### Exercise prompt
Set out every line bearing the string "牢牢把握妇联工作正确方向".
----- Provided data
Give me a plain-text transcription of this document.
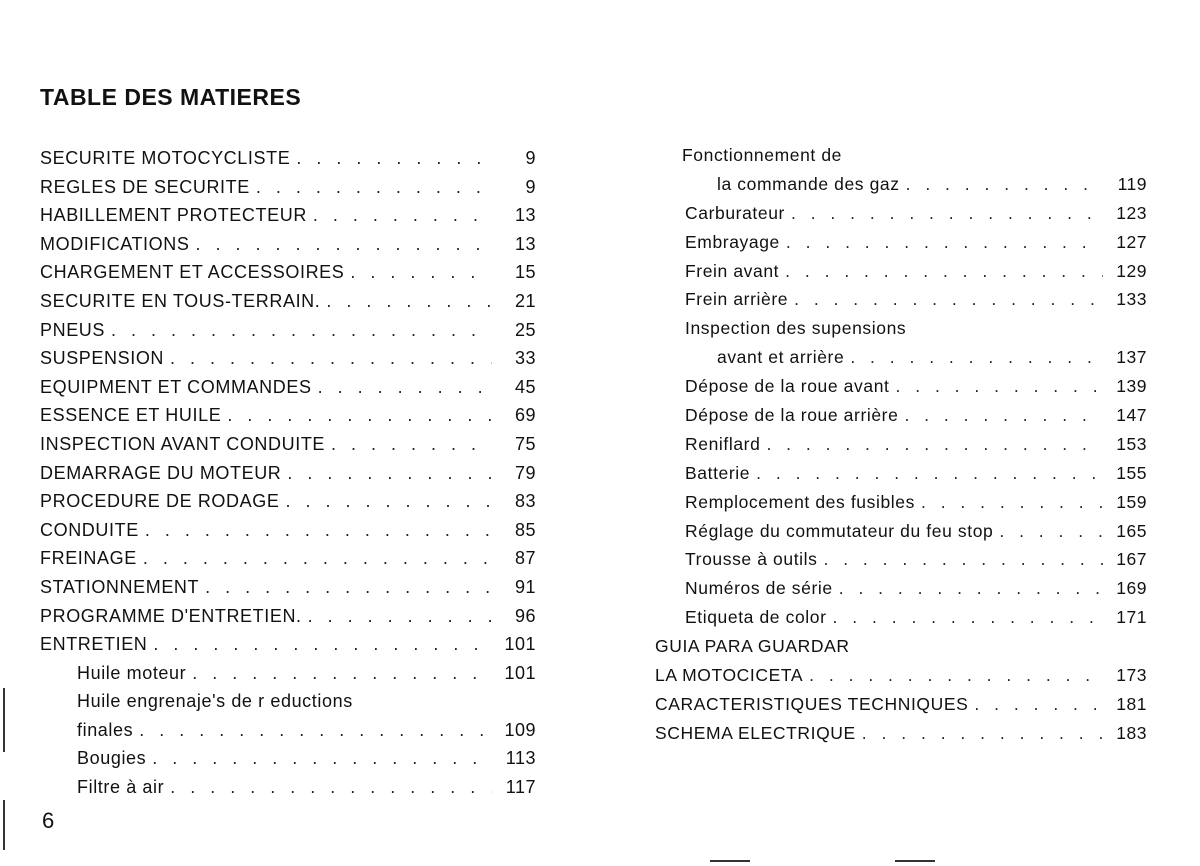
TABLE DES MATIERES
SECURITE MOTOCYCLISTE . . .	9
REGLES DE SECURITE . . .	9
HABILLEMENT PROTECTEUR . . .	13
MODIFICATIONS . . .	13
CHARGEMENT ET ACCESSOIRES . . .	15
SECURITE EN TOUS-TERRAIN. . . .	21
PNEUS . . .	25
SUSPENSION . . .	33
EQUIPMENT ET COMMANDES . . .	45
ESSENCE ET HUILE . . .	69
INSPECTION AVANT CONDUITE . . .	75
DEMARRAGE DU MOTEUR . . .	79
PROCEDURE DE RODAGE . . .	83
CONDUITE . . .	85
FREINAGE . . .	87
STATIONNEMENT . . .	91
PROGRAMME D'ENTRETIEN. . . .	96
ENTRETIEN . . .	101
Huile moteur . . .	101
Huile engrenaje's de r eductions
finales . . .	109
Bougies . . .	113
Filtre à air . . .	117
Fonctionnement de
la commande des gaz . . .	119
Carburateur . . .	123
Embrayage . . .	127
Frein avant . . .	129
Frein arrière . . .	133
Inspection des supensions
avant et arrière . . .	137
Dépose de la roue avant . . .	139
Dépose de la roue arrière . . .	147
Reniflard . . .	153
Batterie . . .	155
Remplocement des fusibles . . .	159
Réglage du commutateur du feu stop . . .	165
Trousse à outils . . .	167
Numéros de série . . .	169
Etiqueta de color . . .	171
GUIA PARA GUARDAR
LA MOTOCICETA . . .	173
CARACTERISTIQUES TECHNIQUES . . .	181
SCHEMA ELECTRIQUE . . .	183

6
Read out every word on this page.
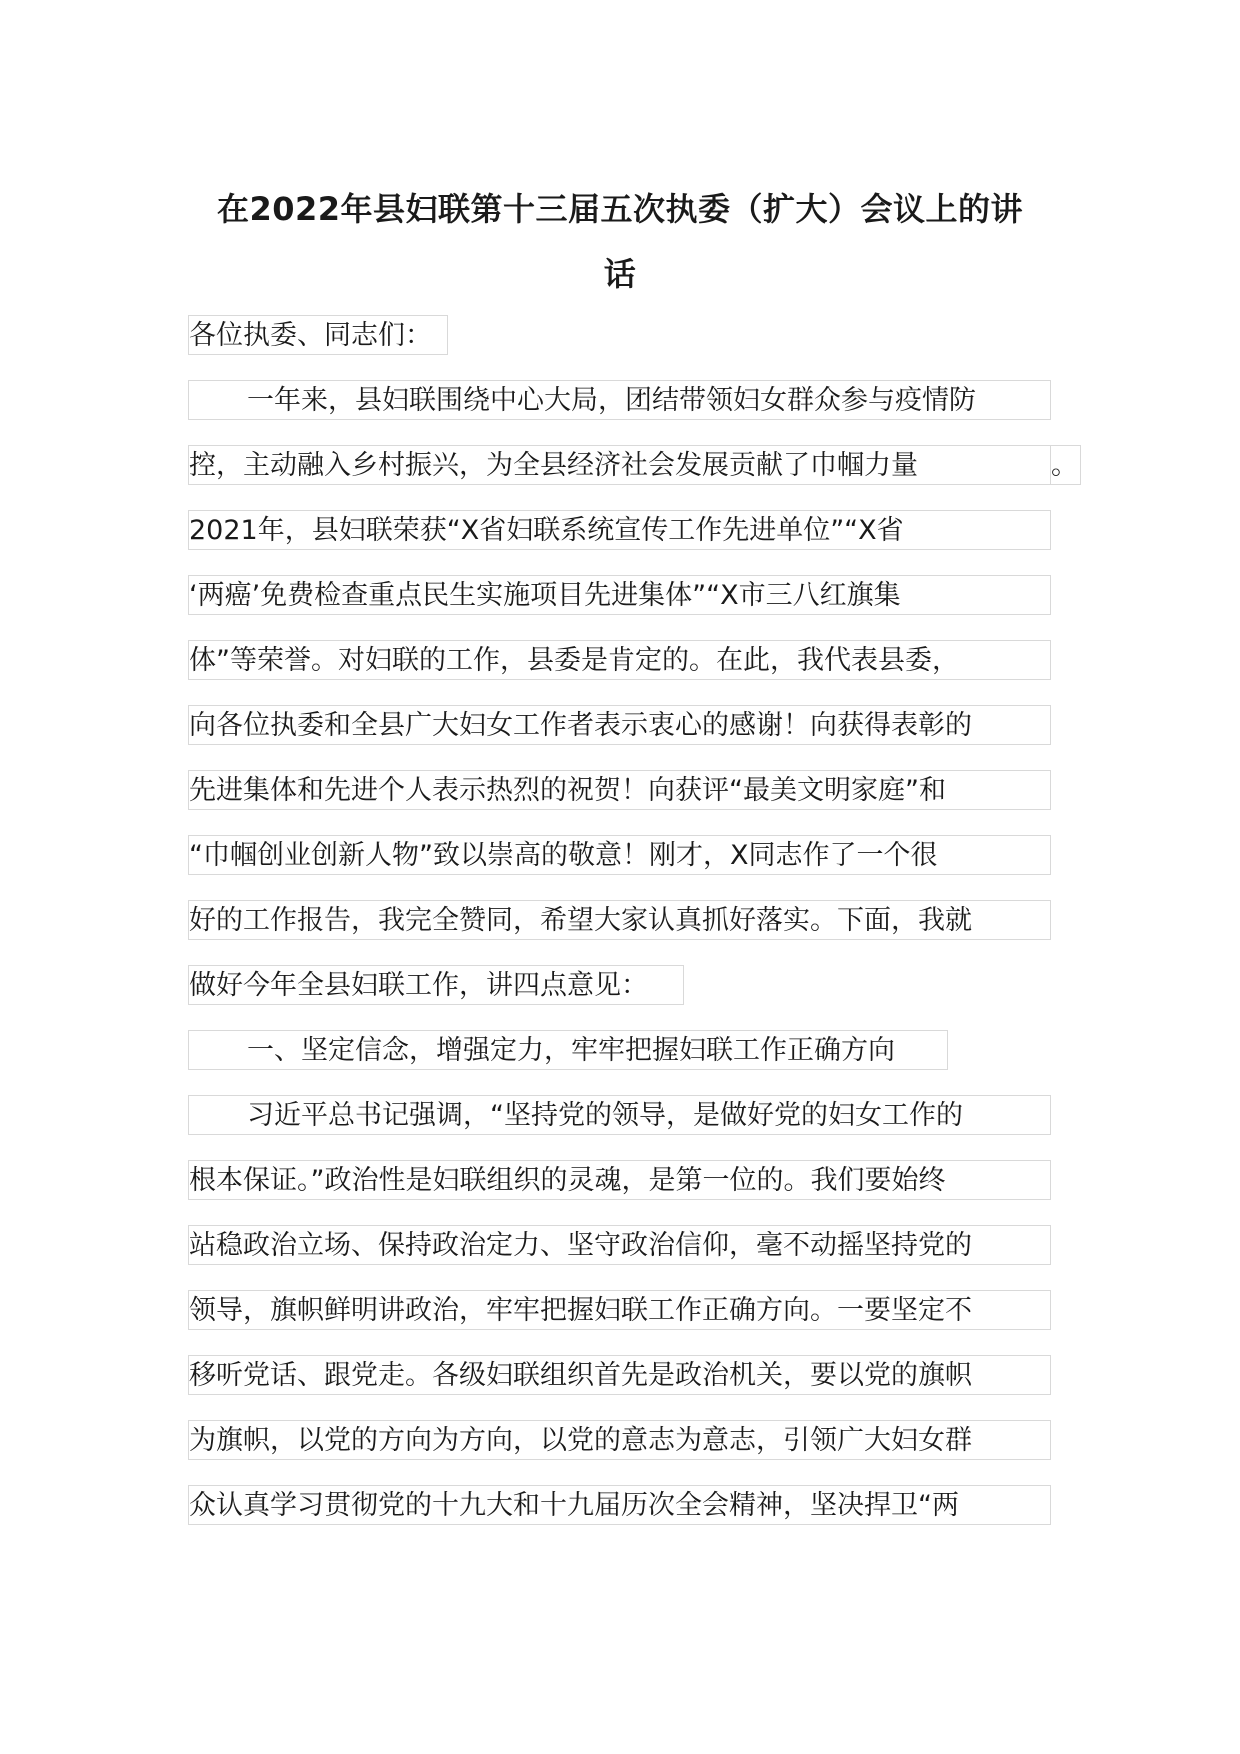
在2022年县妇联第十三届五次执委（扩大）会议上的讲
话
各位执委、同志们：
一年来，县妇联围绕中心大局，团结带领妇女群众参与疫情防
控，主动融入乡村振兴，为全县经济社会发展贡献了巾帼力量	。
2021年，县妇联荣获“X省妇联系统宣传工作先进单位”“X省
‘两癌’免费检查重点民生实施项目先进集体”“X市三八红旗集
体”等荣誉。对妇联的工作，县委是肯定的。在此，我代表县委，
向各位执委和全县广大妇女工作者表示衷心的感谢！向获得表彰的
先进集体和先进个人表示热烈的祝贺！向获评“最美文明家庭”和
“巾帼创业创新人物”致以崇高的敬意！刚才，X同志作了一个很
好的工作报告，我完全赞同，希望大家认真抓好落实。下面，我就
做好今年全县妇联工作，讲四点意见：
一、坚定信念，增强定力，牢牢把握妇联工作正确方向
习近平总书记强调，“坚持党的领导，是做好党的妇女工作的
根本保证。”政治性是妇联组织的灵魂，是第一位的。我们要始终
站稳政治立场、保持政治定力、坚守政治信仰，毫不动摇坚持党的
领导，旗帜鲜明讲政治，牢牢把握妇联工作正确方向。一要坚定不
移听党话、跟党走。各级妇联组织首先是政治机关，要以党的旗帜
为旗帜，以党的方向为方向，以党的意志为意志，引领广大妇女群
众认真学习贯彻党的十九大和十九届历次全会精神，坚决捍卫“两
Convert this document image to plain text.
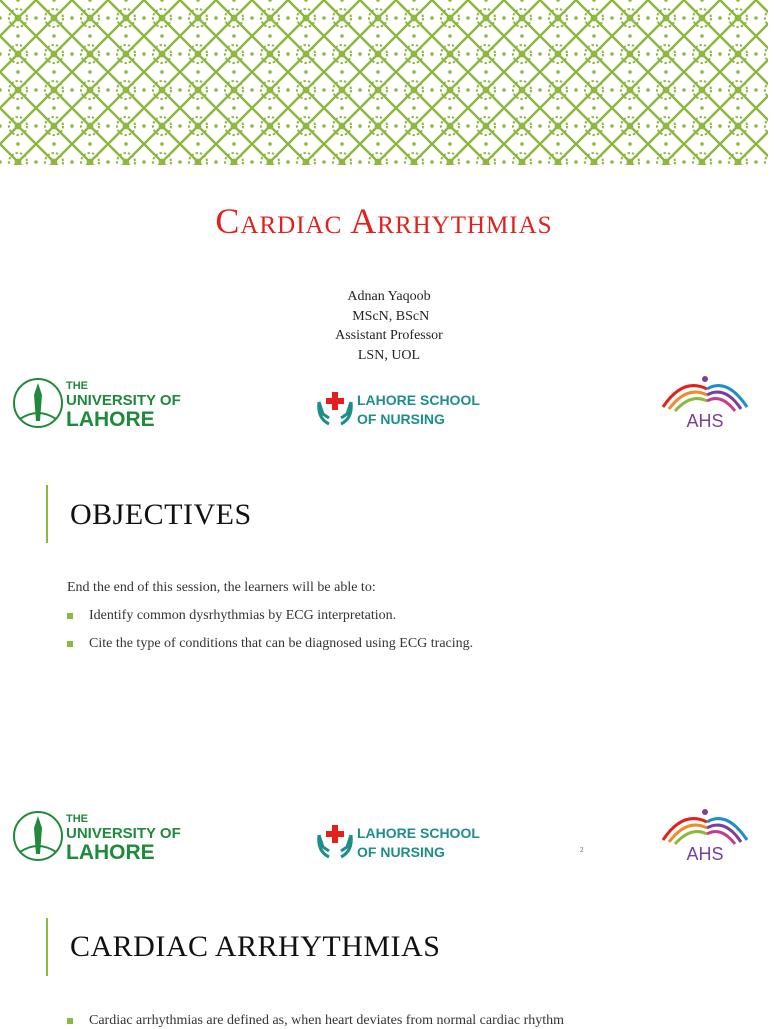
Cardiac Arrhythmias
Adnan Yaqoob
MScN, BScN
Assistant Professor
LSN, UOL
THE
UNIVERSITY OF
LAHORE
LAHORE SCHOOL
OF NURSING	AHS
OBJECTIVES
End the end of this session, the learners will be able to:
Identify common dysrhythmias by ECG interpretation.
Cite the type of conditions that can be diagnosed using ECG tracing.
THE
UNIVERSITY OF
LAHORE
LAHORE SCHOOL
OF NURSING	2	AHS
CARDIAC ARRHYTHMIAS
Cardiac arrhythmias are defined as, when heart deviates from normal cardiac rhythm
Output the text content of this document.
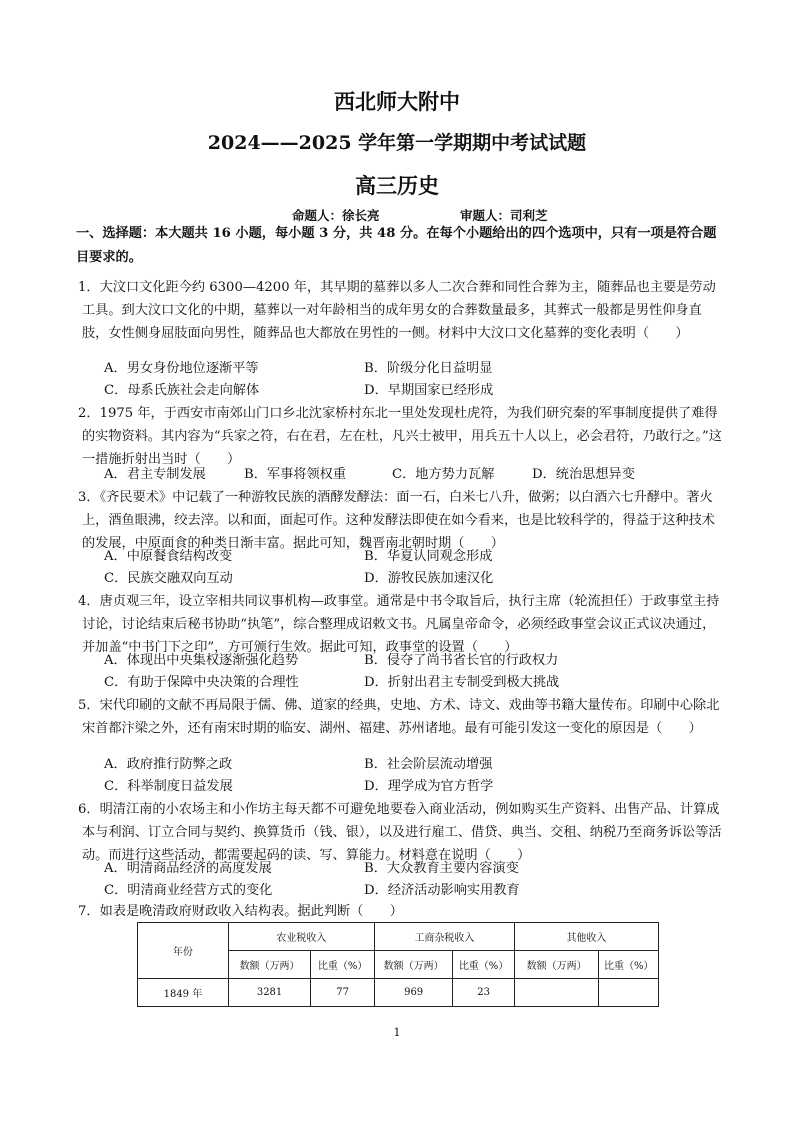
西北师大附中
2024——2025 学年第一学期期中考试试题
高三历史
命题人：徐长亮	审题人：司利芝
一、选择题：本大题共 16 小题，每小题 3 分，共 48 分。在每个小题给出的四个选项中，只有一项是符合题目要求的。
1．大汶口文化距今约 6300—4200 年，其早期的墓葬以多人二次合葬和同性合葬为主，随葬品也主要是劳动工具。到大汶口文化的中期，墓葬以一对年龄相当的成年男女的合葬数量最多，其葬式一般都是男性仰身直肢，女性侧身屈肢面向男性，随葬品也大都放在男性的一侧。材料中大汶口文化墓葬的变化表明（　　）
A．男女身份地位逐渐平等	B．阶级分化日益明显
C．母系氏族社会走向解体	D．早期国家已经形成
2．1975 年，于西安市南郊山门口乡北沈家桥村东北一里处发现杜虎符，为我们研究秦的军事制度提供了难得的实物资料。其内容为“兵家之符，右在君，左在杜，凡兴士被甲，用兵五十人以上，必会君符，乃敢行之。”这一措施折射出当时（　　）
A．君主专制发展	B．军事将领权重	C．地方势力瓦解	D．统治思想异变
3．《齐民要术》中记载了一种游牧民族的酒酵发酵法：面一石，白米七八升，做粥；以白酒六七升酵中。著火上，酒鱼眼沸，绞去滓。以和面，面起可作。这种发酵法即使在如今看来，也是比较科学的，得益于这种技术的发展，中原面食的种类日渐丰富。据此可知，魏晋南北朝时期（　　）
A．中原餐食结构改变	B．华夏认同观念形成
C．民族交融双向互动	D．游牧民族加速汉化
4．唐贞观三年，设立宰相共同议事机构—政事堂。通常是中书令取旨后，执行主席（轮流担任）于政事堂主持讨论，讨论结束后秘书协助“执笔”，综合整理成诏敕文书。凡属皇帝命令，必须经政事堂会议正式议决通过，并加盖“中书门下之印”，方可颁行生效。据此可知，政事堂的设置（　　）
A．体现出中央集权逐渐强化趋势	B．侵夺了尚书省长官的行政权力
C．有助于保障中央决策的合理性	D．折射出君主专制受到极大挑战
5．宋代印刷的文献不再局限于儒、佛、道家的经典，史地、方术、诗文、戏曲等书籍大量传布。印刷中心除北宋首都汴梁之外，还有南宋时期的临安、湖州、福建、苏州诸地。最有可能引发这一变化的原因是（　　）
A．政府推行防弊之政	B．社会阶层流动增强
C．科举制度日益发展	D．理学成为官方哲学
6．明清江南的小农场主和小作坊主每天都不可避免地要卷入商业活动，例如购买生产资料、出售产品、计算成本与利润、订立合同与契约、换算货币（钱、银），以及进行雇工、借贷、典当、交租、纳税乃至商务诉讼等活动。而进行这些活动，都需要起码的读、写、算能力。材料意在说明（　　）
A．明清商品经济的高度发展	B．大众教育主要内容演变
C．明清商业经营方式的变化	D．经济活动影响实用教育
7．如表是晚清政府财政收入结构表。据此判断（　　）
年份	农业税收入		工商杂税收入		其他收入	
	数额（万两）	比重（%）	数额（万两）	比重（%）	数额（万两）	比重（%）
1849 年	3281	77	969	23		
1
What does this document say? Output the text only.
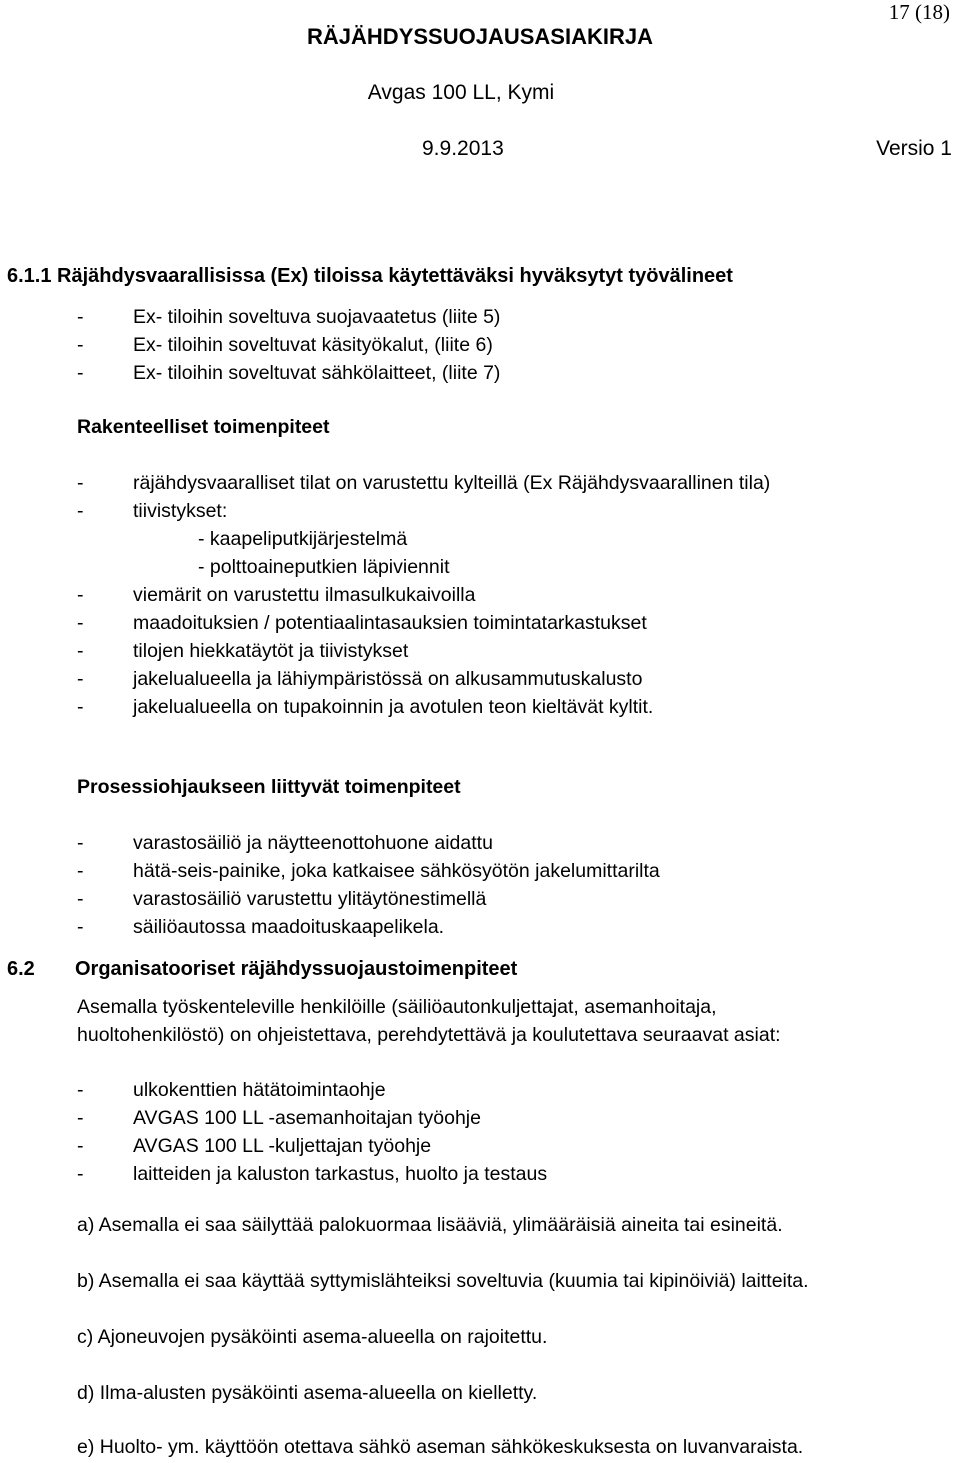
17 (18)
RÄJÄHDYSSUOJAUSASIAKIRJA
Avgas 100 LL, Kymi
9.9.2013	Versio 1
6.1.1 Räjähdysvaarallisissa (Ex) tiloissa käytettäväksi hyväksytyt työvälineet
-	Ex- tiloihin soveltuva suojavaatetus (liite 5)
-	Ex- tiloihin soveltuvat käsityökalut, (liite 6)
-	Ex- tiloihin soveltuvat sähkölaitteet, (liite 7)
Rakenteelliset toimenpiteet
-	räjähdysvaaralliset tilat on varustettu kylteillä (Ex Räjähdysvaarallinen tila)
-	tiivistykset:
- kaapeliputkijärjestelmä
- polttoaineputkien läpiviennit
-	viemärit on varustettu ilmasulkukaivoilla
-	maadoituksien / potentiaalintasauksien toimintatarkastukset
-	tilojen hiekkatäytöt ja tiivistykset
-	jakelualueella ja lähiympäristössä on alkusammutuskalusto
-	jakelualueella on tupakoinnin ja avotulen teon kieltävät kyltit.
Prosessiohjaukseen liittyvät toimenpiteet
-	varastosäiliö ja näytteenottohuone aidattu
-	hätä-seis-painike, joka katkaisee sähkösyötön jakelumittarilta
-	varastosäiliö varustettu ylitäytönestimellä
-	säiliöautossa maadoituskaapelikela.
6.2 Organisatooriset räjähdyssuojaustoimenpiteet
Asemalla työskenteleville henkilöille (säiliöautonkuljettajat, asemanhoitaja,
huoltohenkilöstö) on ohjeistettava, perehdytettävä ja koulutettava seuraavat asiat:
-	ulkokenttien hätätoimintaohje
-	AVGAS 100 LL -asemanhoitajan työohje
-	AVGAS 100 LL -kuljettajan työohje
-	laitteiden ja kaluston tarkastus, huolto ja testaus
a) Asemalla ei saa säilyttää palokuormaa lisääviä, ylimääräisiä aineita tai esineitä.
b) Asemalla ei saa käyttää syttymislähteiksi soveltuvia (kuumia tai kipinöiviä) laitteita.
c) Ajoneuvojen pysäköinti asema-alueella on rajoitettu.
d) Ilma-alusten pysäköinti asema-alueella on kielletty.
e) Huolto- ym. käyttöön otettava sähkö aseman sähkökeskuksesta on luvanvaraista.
----------
### Solution to the exercise
一、坚定信念，增强定力，牢牢把握妇联工作正确方向
领导，旗帜鲜明讲政治，牢牢把握妇联工作正确方向。一要坚定不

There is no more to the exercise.